WHAT YOU HAVE TO DO
Collect all lines from the records below that include the word "cones".

GIVEN DATA
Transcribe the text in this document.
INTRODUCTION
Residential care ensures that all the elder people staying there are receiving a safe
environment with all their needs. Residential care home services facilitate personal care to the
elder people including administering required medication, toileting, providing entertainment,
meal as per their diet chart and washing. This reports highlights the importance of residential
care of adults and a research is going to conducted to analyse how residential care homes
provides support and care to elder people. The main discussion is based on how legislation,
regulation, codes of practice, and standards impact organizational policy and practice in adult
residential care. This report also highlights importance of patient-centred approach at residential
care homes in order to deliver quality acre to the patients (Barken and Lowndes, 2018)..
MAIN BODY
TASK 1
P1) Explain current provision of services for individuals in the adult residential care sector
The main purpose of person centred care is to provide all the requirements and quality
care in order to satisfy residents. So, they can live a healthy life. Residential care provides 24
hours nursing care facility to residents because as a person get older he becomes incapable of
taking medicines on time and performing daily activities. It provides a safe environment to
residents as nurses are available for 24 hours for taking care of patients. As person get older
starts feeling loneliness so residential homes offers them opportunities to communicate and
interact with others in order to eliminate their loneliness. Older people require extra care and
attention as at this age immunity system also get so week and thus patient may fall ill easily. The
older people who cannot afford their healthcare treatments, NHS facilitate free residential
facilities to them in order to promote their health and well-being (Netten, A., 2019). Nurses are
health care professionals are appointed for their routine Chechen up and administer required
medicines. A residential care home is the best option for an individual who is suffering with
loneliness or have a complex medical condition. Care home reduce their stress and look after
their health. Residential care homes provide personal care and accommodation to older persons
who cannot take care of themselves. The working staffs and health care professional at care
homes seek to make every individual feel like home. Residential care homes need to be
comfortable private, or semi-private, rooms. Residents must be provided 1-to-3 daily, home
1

* * *

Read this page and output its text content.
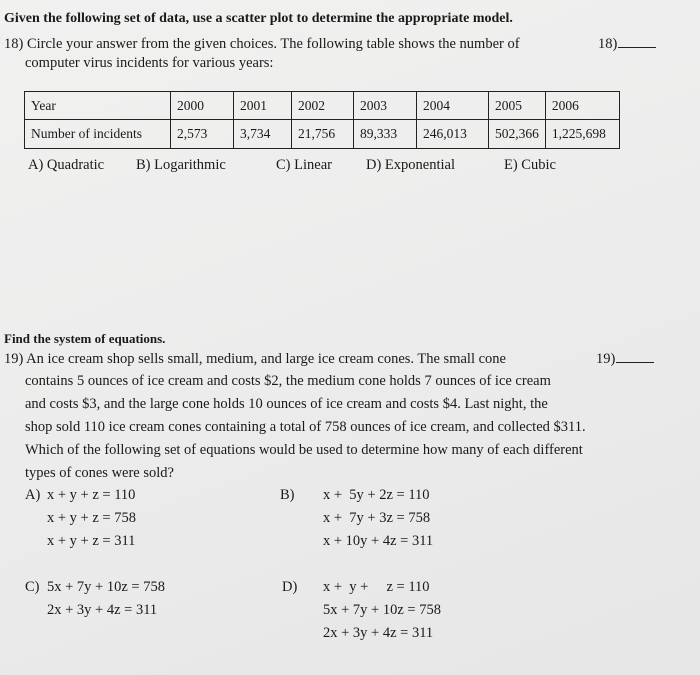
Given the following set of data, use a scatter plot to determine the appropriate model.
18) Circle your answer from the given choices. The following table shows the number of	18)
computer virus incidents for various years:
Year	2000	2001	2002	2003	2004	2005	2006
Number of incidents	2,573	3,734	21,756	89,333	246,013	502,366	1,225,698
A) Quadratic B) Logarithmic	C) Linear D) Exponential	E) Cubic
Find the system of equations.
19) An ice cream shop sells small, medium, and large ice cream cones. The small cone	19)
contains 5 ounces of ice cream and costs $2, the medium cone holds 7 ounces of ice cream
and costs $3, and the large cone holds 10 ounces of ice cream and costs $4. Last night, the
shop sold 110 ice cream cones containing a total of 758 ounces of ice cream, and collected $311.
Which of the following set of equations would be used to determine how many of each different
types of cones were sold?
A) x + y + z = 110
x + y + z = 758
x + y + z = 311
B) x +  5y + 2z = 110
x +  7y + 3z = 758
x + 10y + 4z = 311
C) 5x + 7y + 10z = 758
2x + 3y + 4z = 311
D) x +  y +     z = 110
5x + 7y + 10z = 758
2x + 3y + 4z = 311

YOUR RESPONSE
19) An ice cream shop sells small, medium, and large ice cream cones. The small cone	19)
shop sold 110 ice cream cones containing a total of 758 ounces of ice cream, and collected $311.
types of cones were sold?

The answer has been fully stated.